**Record set:**

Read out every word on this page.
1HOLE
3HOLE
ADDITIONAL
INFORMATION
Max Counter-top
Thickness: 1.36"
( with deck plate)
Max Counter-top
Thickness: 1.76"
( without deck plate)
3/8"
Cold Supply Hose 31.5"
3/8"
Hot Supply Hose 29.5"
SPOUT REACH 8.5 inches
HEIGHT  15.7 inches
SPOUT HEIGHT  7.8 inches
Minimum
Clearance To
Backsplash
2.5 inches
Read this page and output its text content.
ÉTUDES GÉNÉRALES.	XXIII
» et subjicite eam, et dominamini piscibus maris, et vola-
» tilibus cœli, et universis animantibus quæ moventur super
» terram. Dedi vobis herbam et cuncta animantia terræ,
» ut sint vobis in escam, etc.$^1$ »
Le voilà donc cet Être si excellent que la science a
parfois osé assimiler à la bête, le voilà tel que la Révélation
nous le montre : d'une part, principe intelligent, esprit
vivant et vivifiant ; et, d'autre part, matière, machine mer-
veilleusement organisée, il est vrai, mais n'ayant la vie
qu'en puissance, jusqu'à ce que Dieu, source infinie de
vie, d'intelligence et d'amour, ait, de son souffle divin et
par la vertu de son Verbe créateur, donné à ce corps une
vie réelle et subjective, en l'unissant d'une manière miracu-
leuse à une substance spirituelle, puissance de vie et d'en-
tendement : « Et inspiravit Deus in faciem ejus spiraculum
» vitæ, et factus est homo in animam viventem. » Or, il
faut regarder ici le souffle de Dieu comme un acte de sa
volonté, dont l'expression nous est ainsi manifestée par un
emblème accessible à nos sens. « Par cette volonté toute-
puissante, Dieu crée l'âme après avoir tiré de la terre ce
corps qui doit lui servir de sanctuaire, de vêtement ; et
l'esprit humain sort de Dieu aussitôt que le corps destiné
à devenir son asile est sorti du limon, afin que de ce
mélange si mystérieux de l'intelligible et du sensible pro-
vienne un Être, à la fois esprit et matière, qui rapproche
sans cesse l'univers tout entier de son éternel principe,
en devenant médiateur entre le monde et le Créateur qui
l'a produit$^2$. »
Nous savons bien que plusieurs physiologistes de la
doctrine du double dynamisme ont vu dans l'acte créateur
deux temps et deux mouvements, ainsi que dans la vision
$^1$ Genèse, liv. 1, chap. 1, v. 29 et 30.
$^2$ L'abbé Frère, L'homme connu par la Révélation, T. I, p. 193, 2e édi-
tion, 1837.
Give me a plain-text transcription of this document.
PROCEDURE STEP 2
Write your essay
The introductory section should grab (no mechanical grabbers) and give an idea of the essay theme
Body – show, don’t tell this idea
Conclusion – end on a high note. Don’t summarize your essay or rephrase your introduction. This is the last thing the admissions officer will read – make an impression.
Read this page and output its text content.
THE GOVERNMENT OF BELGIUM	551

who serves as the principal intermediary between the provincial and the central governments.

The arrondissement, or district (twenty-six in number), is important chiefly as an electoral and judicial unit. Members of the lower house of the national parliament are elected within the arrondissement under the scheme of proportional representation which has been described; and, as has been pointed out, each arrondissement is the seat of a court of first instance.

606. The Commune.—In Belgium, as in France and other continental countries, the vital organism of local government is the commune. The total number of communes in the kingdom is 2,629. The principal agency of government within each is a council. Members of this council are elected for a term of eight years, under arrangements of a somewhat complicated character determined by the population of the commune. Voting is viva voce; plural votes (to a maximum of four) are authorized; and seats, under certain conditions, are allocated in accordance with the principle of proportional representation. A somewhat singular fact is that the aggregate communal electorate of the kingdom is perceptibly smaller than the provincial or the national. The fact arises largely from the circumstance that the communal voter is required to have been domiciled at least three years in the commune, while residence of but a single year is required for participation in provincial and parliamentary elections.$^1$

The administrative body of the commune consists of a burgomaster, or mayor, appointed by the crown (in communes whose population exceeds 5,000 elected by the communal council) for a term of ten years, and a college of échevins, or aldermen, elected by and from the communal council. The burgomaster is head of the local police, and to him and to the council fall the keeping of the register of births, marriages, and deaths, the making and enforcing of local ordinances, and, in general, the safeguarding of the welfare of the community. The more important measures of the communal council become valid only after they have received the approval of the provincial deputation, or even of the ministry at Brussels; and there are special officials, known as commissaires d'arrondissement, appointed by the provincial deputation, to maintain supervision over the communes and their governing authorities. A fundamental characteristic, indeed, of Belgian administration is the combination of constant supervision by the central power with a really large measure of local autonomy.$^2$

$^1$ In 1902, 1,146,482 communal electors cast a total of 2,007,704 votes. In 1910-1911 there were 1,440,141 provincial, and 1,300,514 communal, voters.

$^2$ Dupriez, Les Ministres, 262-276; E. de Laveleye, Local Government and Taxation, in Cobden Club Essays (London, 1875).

**Stated task:** Using the listing above, locate the lines that hold "souffle" and copy each one.

**The response:**
vie, d'intelligence et d'amour, ait, de son souffle divin et
faut regarder ici le souffle de Dieu comme un acte de sa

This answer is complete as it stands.